◆ **Direction**
The records below are to be copied word for word, with every picture left out.

◆ **Record extracts**

----

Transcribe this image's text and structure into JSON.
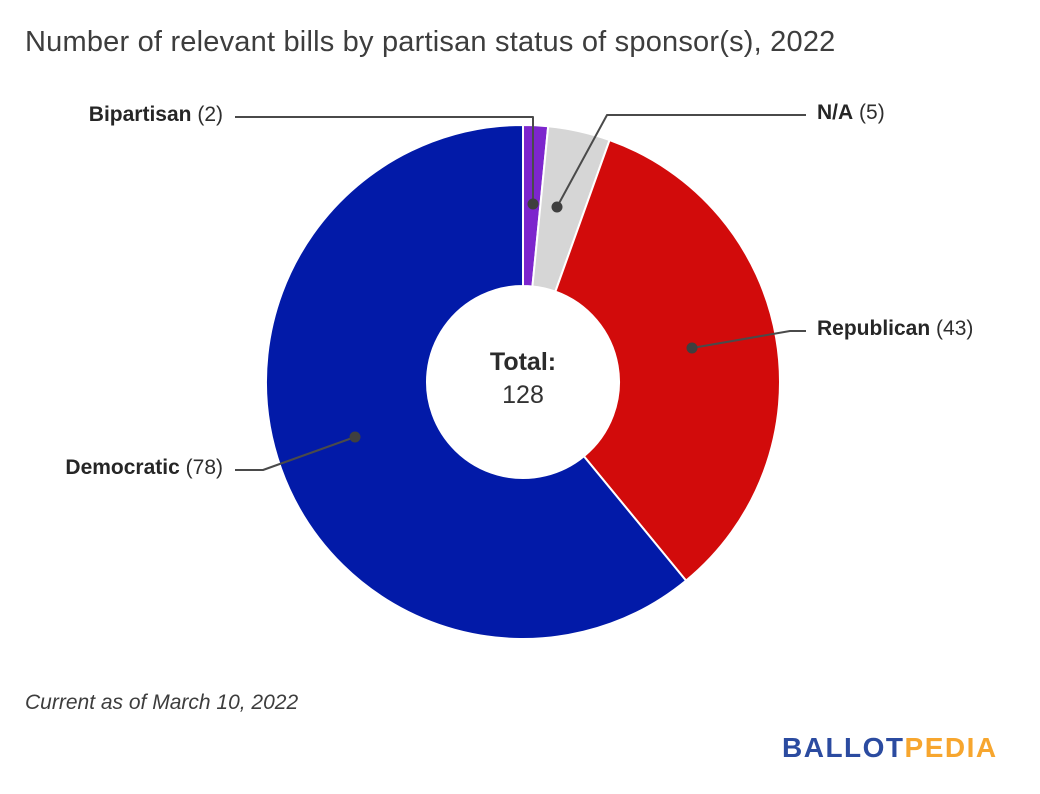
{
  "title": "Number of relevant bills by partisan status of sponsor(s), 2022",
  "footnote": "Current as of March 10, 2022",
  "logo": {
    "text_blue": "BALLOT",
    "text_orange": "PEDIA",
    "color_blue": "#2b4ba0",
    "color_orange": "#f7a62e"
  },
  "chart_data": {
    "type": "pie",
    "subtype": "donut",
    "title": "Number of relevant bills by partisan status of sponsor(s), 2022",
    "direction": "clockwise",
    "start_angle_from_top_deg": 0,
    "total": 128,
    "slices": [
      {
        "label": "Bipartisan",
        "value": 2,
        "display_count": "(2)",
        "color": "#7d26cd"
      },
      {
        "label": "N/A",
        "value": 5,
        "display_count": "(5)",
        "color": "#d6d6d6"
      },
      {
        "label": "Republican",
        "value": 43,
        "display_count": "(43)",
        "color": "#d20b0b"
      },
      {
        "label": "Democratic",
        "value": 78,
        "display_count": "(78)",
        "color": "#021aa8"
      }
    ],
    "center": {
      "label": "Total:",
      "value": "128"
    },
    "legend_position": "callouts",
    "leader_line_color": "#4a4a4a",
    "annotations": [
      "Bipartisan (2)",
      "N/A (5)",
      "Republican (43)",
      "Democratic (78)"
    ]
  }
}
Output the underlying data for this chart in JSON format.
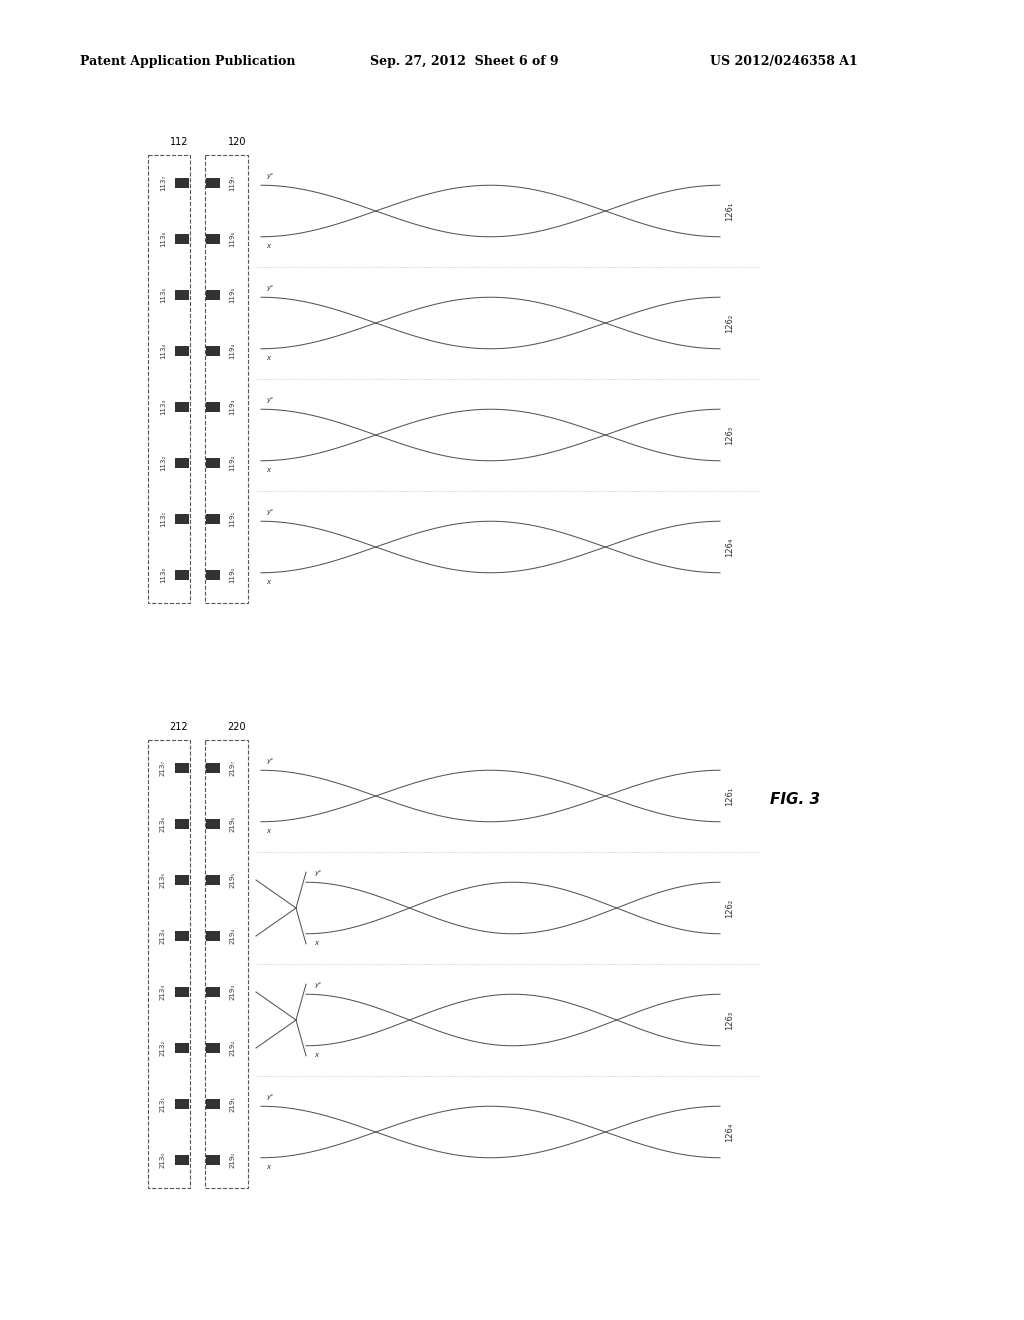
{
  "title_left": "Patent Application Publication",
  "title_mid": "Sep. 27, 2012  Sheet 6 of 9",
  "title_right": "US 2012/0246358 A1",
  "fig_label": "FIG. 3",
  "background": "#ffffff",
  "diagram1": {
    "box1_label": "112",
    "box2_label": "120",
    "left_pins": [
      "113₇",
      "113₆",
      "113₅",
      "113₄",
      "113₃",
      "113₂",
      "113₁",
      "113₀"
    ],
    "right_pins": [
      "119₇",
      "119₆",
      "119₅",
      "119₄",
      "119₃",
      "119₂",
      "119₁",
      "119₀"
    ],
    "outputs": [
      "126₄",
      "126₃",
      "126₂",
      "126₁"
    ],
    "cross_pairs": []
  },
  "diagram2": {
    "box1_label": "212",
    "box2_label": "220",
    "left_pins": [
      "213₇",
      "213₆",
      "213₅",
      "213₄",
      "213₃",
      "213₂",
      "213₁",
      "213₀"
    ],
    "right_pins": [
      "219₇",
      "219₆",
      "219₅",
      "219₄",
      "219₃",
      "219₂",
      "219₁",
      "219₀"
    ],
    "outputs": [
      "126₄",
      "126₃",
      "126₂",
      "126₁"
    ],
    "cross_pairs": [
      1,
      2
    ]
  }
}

----

◆ **Finished exercise**
Transcribe this image's text and structure into JSON.
{
  "title": "Number of relevant bills by partisan status of sponsor(s), 2022",
  "footnote": "Current as of March 10, 2022",
  "logo": {
    "text_blue": "BALLOT",
    "text_orange": "PEDIA",
    "color_blue": "#2b4ba0",
    "color_orange": "#f7a62e"
  },
  "chart_data": {
    "type": "pie",
    "subtype": "donut",
    "title": "Number of relevant bills by partisan status of sponsor(s), 2022",
    "direction": "clockwise",
    "start_angle_from_top_deg": 0,
    "total": 128,
    "slices": [
      {
        "label": "Bipartisan",
        "value": 2,
        "display_count": "(2)",
        "color": "#7d26cd"
      },
      {
        "label": "N/A",
        "value": 5,
        "display_count": "(5)",
        "color": "#d6d6d6"
      },
      {
        "label": "Republican",
        "value": 43,
        "display_count": "(43)",
        "color": "#d20b0b"
      },
      {
        "label": "Democratic",
        "value": 78,
        "display_count": "(78)",
        "color": "#021aa8"
      }
    ],
    "center": {
      "label": "Total:",
      "value": "128"
    },
    "legend_position": "callouts",
    "leader_line_color": "#4a4a4a",
    "annotations": [
      "Bipartisan (2)",
      "N/A (5)",
      "Republican (43)",
      "Democratic (78)"
    ]
  }
}
Output the underlying data for this chart in JSON format.
{
  "title_left": "Patent Application Publication",
  "title_mid": "Sep. 27, 2012  Sheet 6 of 9",
  "title_right": "US 2012/0246358 A1",
  "fig_label": "FIG. 3",
  "background": "#ffffff",
  "diagram1": {
    "box1_label": "112",
    "box2_label": "120",
    "left_pins": [
      "113₇",
      "113₆",
      "113₅",
      "113₄",
      "113₃",
      "113₂",
      "113₁",
      "113₀"
    ],
    "right_pins": [
      "119₇",
      "119₆",
      "119₅",
      "119₄",
      "119₃",
      "119₂",
      "119₁",
      "119₀"
    ],
    "outputs": [
      "126₄",
      "126₃",
      "126₂",
      "126₁"
    ],
    "cross_pairs": []
  },
  "diagram2": {
    "box1_label": "212",
    "box2_label": "220",
    "left_pins": [
      "213₇",
      "213₆",
      "213₅",
      "213₄",
      "213₃",
      "213₂",
      "213₁",
      "213₀"
    ],
    "right_pins": [
      "219₇",
      "219₆",
      "219₅",
      "219₄",
      "219₃",
      "219₂",
      "219₁",
      "219₀"
    ],
    "outputs": [
      "126₄",
      "126₃",
      "126₂",
      "126₁"
    ],
    "cross_pairs": [
      1,
      2
    ]
  }
}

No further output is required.